-- Begin --
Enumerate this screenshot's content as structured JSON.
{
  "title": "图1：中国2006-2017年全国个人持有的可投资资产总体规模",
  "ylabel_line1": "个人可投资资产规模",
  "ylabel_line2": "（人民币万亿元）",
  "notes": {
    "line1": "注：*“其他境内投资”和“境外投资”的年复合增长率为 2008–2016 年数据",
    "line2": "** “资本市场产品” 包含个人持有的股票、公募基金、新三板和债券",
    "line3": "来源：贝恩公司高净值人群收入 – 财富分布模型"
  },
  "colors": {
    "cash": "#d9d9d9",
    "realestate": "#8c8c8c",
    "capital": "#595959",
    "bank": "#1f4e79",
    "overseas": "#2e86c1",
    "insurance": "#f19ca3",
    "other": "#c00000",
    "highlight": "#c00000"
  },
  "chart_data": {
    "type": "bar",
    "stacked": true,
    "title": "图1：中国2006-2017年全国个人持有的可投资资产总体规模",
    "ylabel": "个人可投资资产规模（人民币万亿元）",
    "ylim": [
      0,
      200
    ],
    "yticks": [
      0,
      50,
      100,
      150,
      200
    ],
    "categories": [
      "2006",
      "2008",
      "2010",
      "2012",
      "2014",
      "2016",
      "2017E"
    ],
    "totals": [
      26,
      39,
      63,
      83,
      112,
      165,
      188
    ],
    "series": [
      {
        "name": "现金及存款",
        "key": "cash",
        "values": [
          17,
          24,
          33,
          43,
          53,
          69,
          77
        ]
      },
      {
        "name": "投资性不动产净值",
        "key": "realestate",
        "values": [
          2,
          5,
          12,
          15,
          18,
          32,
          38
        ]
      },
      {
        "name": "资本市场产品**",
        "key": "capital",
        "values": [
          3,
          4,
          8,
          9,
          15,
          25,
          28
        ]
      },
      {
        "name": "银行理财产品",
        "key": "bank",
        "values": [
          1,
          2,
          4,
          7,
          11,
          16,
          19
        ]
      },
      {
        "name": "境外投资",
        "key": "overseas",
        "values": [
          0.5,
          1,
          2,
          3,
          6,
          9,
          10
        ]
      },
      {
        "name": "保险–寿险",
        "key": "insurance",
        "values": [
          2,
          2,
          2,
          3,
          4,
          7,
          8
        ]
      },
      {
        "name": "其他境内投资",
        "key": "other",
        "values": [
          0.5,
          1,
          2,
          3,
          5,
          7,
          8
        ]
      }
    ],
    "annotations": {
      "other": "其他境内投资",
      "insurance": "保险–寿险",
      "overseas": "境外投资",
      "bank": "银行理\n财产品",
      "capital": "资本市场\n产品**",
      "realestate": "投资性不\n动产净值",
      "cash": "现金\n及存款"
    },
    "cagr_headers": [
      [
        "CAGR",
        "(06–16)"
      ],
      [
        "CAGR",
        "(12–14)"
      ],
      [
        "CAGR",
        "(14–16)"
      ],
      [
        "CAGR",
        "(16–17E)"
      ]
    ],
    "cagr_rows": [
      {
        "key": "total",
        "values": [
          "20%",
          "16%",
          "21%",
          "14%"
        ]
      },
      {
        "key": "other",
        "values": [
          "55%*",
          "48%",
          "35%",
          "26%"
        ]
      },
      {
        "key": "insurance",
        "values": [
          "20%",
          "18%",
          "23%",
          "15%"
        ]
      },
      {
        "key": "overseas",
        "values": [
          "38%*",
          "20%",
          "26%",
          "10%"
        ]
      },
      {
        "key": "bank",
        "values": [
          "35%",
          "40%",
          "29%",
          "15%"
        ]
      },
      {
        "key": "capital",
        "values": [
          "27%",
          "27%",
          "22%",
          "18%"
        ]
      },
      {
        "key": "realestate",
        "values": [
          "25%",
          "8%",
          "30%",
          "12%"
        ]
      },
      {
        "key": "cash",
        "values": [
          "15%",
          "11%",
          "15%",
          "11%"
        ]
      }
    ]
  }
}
-- End --
From the records, copy every line that has the string "资本市场产品" in it.

    "line2": "** “资本市场产品” 包含个人持有的股票、公募基金、新三板和债券",
        "name": "资本市场产品**",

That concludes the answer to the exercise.